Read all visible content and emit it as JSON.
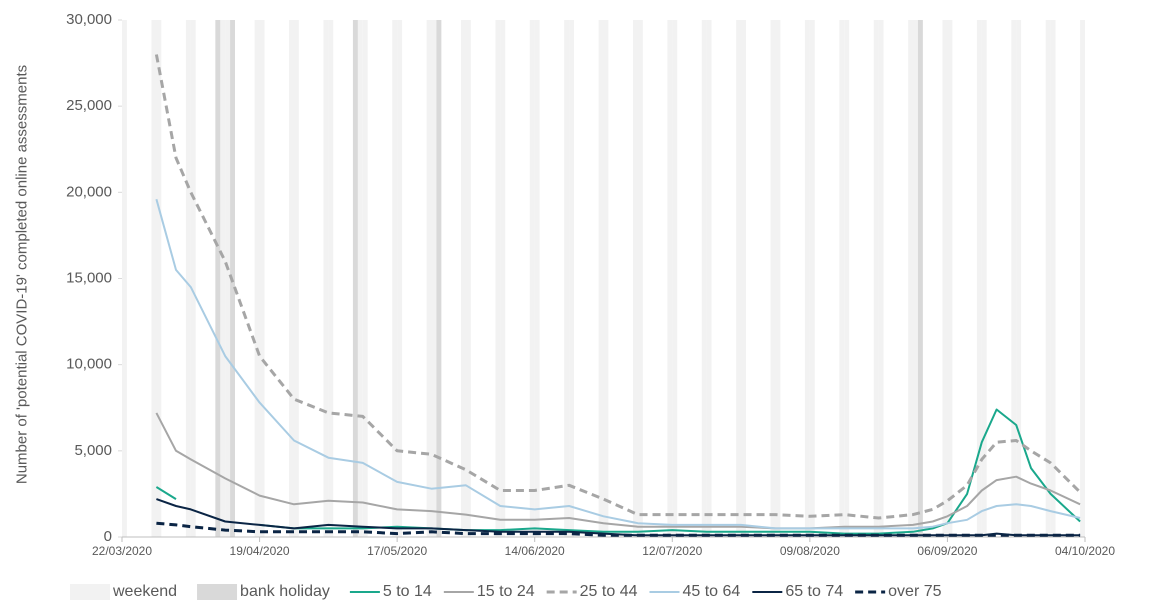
{
  "chart_data": {
    "type": "line",
    "y_label": "Number of 'potential COVID-19' completed online assessments",
    "x": [
      "29/03/2020",
      "02/04/2020",
      "05/04/2020",
      "12/04/2020",
      "19/04/2020",
      "26/04/2020",
      "03/05/2020",
      "10/05/2020",
      "17/05/2020",
      "24/05/2020",
      "31/05/2020",
      "07/06/2020",
      "14/06/2020",
      "21/06/2020",
      "28/06/2020",
      "05/07/2020",
      "12/07/2020",
      "19/07/2020",
      "26/07/2020",
      "02/08/2020",
      "09/08/2020",
      "16/08/2020",
      "23/08/2020",
      "30/08/2020",
      "03/09/2020",
      "06/09/2020",
      "10/09/2020",
      "13/09/2020",
      "16/09/2020",
      "20/09/2020",
      "23/09/2020",
      "27/09/2020",
      "03/10/2020"
    ],
    "series": [
      {
        "name": "5 to 14",
        "color": "#1aa88c",
        "dashed": false,
        "values": [
          2900,
          2200,
          null,
          null,
          700,
          500,
          500,
          500,
          600,
          500,
          400,
          400,
          500,
          400,
          300,
          300,
          400,
          300,
          300,
          300,
          300,
          200,
          200,
          300,
          500,
          800,
          2500,
          5500,
          7400,
          6500,
          4000,
          2500,
          900
        ]
      },
      {
        "name": "15 to 24",
        "color": "#a6a6a6",
        "dashed": false,
        "values": [
          7200,
          5000,
          4500,
          3400,
          2400,
          1900,
          2100,
          2000,
          1600,
          1500,
          1300,
          1000,
          1000,
          1100,
          800,
          600,
          600,
          600,
          600,
          500,
          500,
          600,
          600,
          700,
          900,
          1200,
          1800,
          2700,
          3300,
          3500,
          3100,
          2700,
          1900
        ]
      },
      {
        "name": "25 to 44",
        "color": "#a6a6a6",
        "dashed": true,
        "values": [
          28000,
          22000,
          20000,
          16000,
          10500,
          8000,
          7200,
          7000,
          5000,
          4800,
          3900,
          2700,
          2700,
          3000,
          2200,
          1300,
          1300,
          1300,
          1300,
          1300,
          1200,
          1300,
          1100,
          1300,
          1600,
          2100,
          3000,
          4500,
          5500,
          5600,
          5000,
          4300,
          2600
        ]
      },
      {
        "name": "45 to 64",
        "color": "#a9cce3",
        "dashed": false,
        "values": [
          19600,
          15500,
          14500,
          10500,
          7800,
          5600,
          4600,
          4300,
          3200,
          2800,
          3000,
          1800,
          1600,
          1800,
          1200,
          800,
          700,
          700,
          700,
          500,
          500,
          500,
          500,
          500,
          600,
          800,
          1000,
          1500,
          1800,
          1900,
          1800,
          1500,
          1100
        ]
      },
      {
        "name": "65 to 74",
        "color": "#0b2545",
        "dashed": false,
        "values": [
          2200,
          1800,
          1600,
          900,
          700,
          500,
          700,
          600,
          500,
          500,
          400,
          300,
          300,
          300,
          200,
          100,
          100,
          100,
          100,
          100,
          100,
          100,
          100,
          100,
          100,
          100,
          100,
          100,
          200,
          100,
          100,
          100,
          100
        ]
      },
      {
        "name": "over 75",
        "color": "#0b2545",
        "dashed": true,
        "values": [
          800,
          700,
          600,
          400,
          300,
          300,
          300,
          300,
          200,
          300,
          200,
          200,
          200,
          200,
          100,
          100,
          100,
          100,
          100,
          100,
          100,
          100,
          100,
          100,
          100,
          100,
          100,
          100,
          100,
          100,
          100,
          100,
          100
        ]
      }
    ],
    "bands": [
      {
        "name": "weekend",
        "color": "#f2f2f2"
      },
      {
        "name": "bank holiday",
        "color": "#d9d9d9",
        "dates": [
          "10/04/2020",
          "13/04/2020",
          "08/05/2020",
          "25/05/2020",
          "31/08/2020"
        ]
      }
    ],
    "xlim": [
      "22/03/2020",
      "04/10/2020"
    ],
    "xticks": [
      "22/03/2020",
      "19/04/2020",
      "17/05/2020",
      "14/06/2020",
      "12/07/2020",
      "09/08/2020",
      "06/09/2020",
      "04/10/2020"
    ],
    "ylim": [
      0,
      30000
    ],
    "yticks": [
      0,
      {
        "value": 5000,
        "label": "5,000"
      },
      {
        "value": 10000,
        "label": "10,000"
      },
      {
        "value": 15000,
        "label": "15,000"
      },
      {
        "value": 20000,
        "label": "20,000"
      },
      {
        "value": 25000,
        "label": "25,000"
      },
      {
        "value": 30000,
        "label": "30,000"
      }
    ],
    "grid": false
  }
}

#####

EXERCISE TASK: Repeat the records above exactly, leaving out the pictures.

EXERCISE RESPONSE:
Read all visible content and emit it as JSON.
{
  "chart_data": {
    "type": "line",
    "y_label": "Number of 'potential COVID-19' completed online assessments",
    "x": [
      "29/03/2020",
      "02/04/2020",
      "05/04/2020",
      "12/04/2020",
      "19/04/2020",
      "26/04/2020",
      "03/05/2020",
      "10/05/2020",
      "17/05/2020",
      "24/05/2020",
      "31/05/2020",
      "07/06/2020",
      "14/06/2020",
      "21/06/2020",
      "28/06/2020",
      "05/07/2020",
      "12/07/2020",
      "19/07/2020",
      "26/07/2020",
      "02/08/2020",
      "09/08/2020",
      "16/08/2020",
      "23/08/2020",
      "30/08/2020",
      "03/09/2020",
      "06/09/2020",
      "10/09/2020",
      "13/09/2020",
      "16/09/2020",
      "20/09/2020",
      "23/09/2020",
      "27/09/2020",
      "03/10/2020"
    ],
    "series": [
      {
        "name": "5 to 14",
        "color": "#1aa88c",
        "dashed": false,
        "values": [
          2900,
          2200,
          null,
          null,
          700,
          500,
          500,
          500,
          600,
          500,
          400,
          400,
          500,
          400,
          300,
          300,
          400,
          300,
          300,
          300,
          300,
          200,
          200,
          300,
          500,
          800,
          2500,
          5500,
          7400,
          6500,
          4000,
          2500,
          900
        ]
      },
      {
        "name": "15 to 24",
        "color": "#a6a6a6",
        "dashed": false,
        "values": [
          7200,
          5000,
          4500,
          3400,
          2400,
          1900,
          2100,
          2000,
          1600,
          1500,
          1300,
          1000,
          1000,
          1100,
          800,
          600,
          600,
          600,
          600,
          500,
          500,
          600,
          600,
          700,
          900,
          1200,
          1800,
          2700,
          3300,
          3500,
          3100,
          2700,
          1900
        ]
      },
      {
        "name": "25 to 44",
        "color": "#a6a6a6",
        "dashed": true,
        "values": [
          28000,
          22000,
          20000,
          16000,
          10500,
          8000,
          7200,
          7000,
          5000,
          4800,
          3900,
          2700,
          2700,
          3000,
          2200,
          1300,
          1300,
          1300,
          1300,
          1300,
          1200,
          1300,
          1100,
          1300,
          1600,
          2100,
          3000,
          4500,
          5500,
          5600,
          5000,
          4300,
          2600
        ]
      },
      {
        "name": "45 to 64",
        "color": "#a9cce3",
        "dashed": false,
        "values": [
          19600,
          15500,
          14500,
          10500,
          7800,
          5600,
          4600,
          4300,
          3200,
          2800,
          3000,
          1800,
          1600,
          1800,
          1200,
          800,
          700,
          700,
          700,
          500,
          500,
          500,
          500,
          500,
          600,
          800,
          1000,
          1500,
          1800,
          1900,
          1800,
          1500,
          1100
        ]
      },
      {
        "name": "65 to 74",
        "color": "#0b2545",
        "dashed": false,
        "values": [
          2200,
          1800,
          1600,
          900,
          700,
          500,
          700,
          600,
          500,
          500,
          400,
          300,
          300,
          300,
          200,
          100,
          100,
          100,
          100,
          100,
          100,
          100,
          100,
          100,
          100,
          100,
          100,
          100,
          200,
          100,
          100,
          100,
          100
        ]
      },
      {
        "name": "over 75",
        "color": "#0b2545",
        "dashed": true,
        "values": [
          800,
          700,
          600,
          400,
          300,
          300,
          300,
          300,
          200,
          300,
          200,
          200,
          200,
          200,
          100,
          100,
          100,
          100,
          100,
          100,
          100,
          100,
          100,
          100,
          100,
          100,
          100,
          100,
          100,
          100,
          100,
          100,
          100
        ]
      }
    ],
    "bands": [
      {
        "name": "weekend",
        "color": "#f2f2f2"
      },
      {
        "name": "bank holiday",
        "color": "#d9d9d9",
        "dates": [
          "10/04/2020",
          "13/04/2020",
          "08/05/2020",
          "25/05/2020",
          "31/08/2020"
        ]
      }
    ],
    "xlim": [
      "22/03/2020",
      "04/10/2020"
    ],
    "xticks": [
      "22/03/2020",
      "19/04/2020",
      "17/05/2020",
      "14/06/2020",
      "12/07/2020",
      "09/08/2020",
      "06/09/2020",
      "04/10/2020"
    ],
    "ylim": [
      0,
      30000
    ],
    "yticks": [
      0,
      {
        "value": 5000,
        "label": "5,000"
      },
      {
        "value": 10000,
        "label": "10,000"
      },
      {
        "value": 15000,
        "label": "15,000"
      },
      {
        "value": 20000,
        "label": "20,000"
      },
      {
        "value": 25000,
        "label": "25,000"
      },
      {
        "value": 30000,
        "label": "30,000"
      }
    ],
    "grid": false
  }
}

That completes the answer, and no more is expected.